_STATED PROBLEM:_
Below is some material; set it all down exactly, apart from the pictures.

_RECORDS PROVIDED:_
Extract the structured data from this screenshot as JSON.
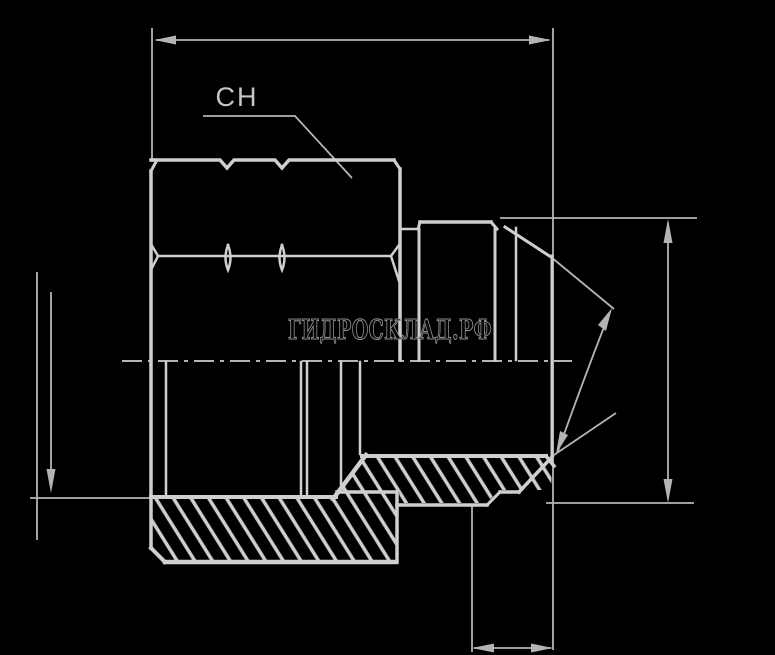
{
  "watermark": {
    "text": "ГИДРОСКЛАД.РФ"
  },
  "labels": {
    "wrench_size": "CH"
  },
  "colors": {
    "background": "#000000",
    "line_main": "#cdcfd1",
    "line_thin": "#b2b4b6",
    "watermark_outline": "#8c8e90",
    "watermark_fill": "#060606"
  },
  "drawing": {
    "type": "technical-cross-section",
    "subject": "hydraulic hose fitting: swivel nut with 74-degree JIC cone male end",
    "annotations": [
      "overall-length-dimension-top",
      "nut-height-dimension-left",
      "cone-diameter-dimension-right",
      "nose-length-dimension-bottom",
      "cone-angle-arc-annotation",
      "wrench-size-leader"
    ]
  }
}
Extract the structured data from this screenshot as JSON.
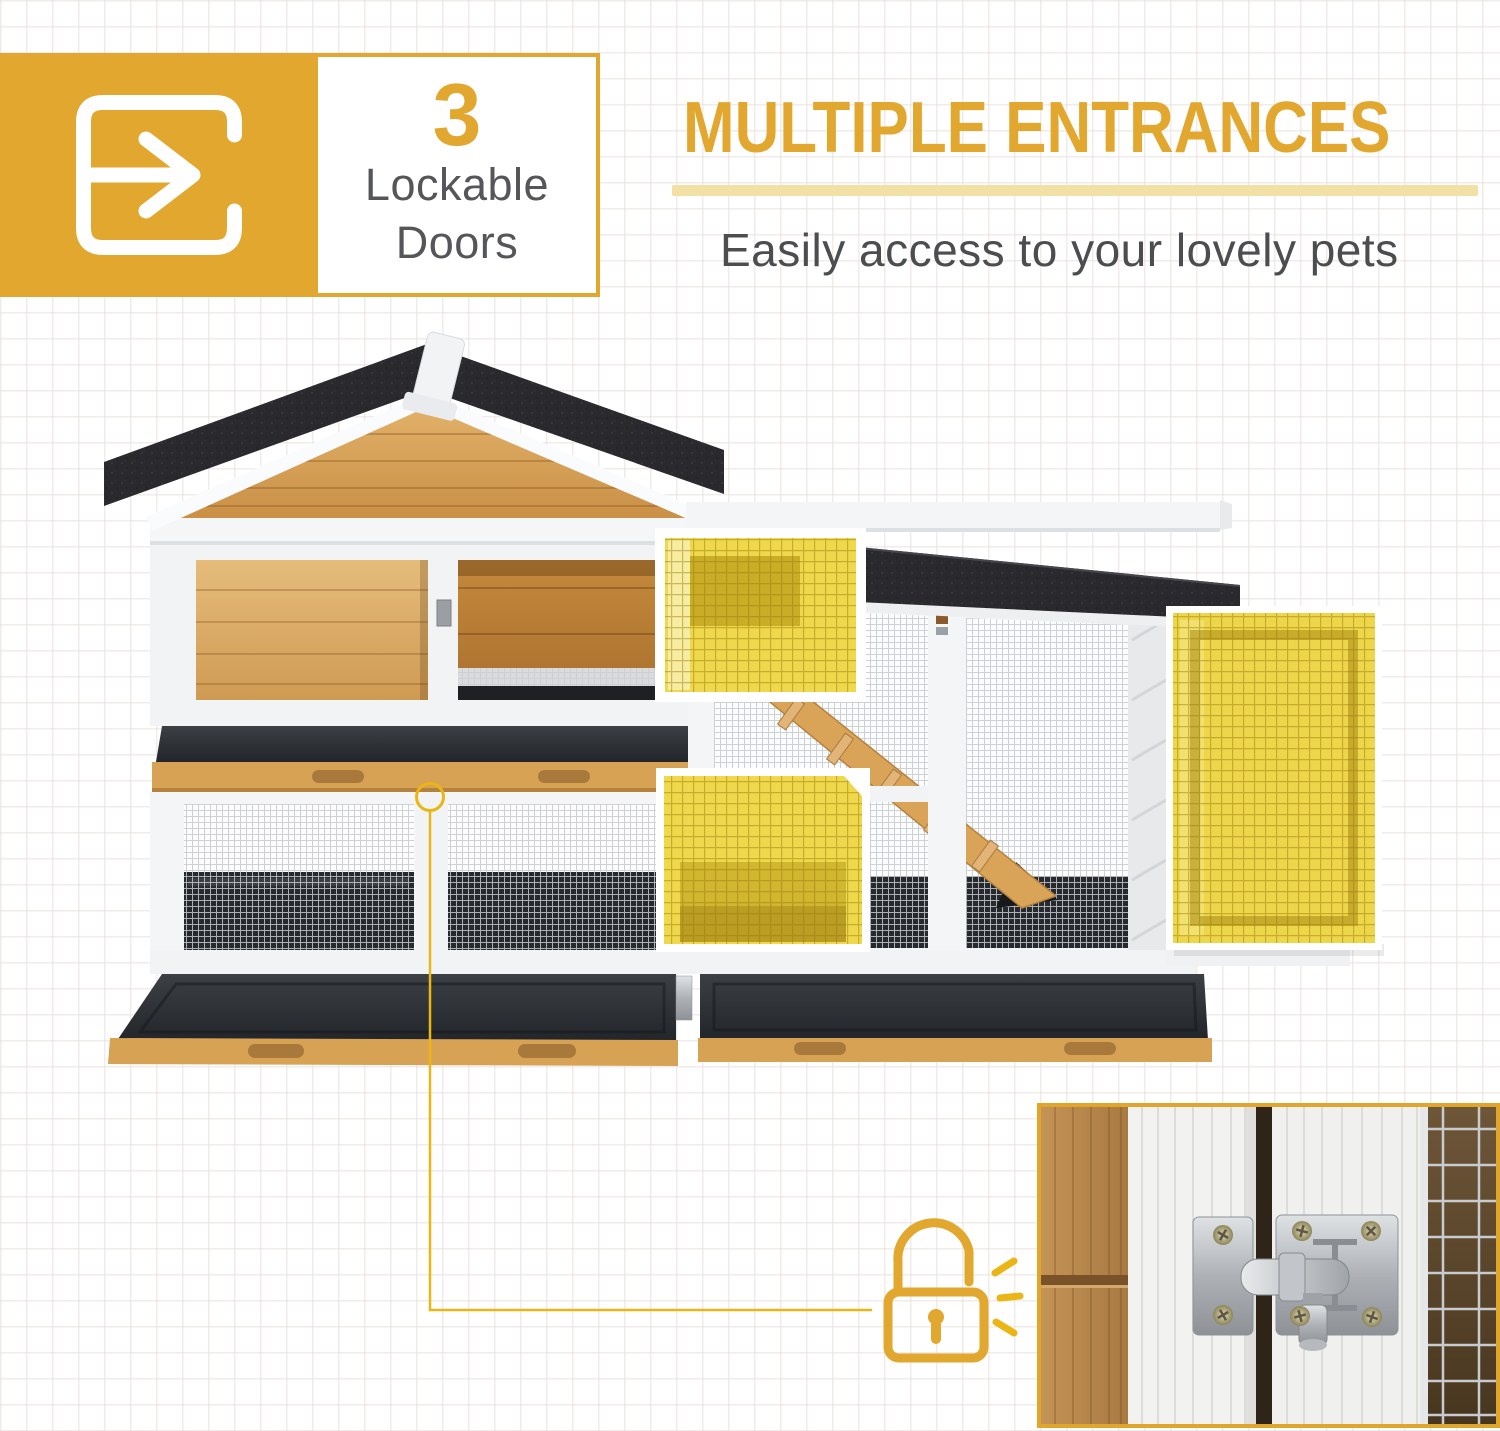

_TASK SOLUTION:_
Extract the structured data from this screenshot as JSON.
{
  "watermark": {
    "text": "ГИДРОСКЛАД.РФ"
  },
  "labels": {
    "wrench_size": "CH"
  },
  "colors": {
    "background": "#000000",
    "line_main": "#cdcfd1",
    "line_thin": "#b2b4b6",
    "watermark_outline": "#8c8e90",
    "watermark_fill": "#060606"
  },
  "drawing": {
    "type": "technical-cross-section",
    "subject": "hydraulic hose fitting: swivel nut with 74-degree JIC cone male end",
    "annotations": [
      "overall-length-dimension-top",
      "nut-height-dimension-left",
      "cone-diameter-dimension-right",
      "nose-length-dimension-bottom",
      "cone-angle-arc-annotation",
      "wrench-size-leader"
    ]
  }
}
Extract the structured data from this screenshot as JSON.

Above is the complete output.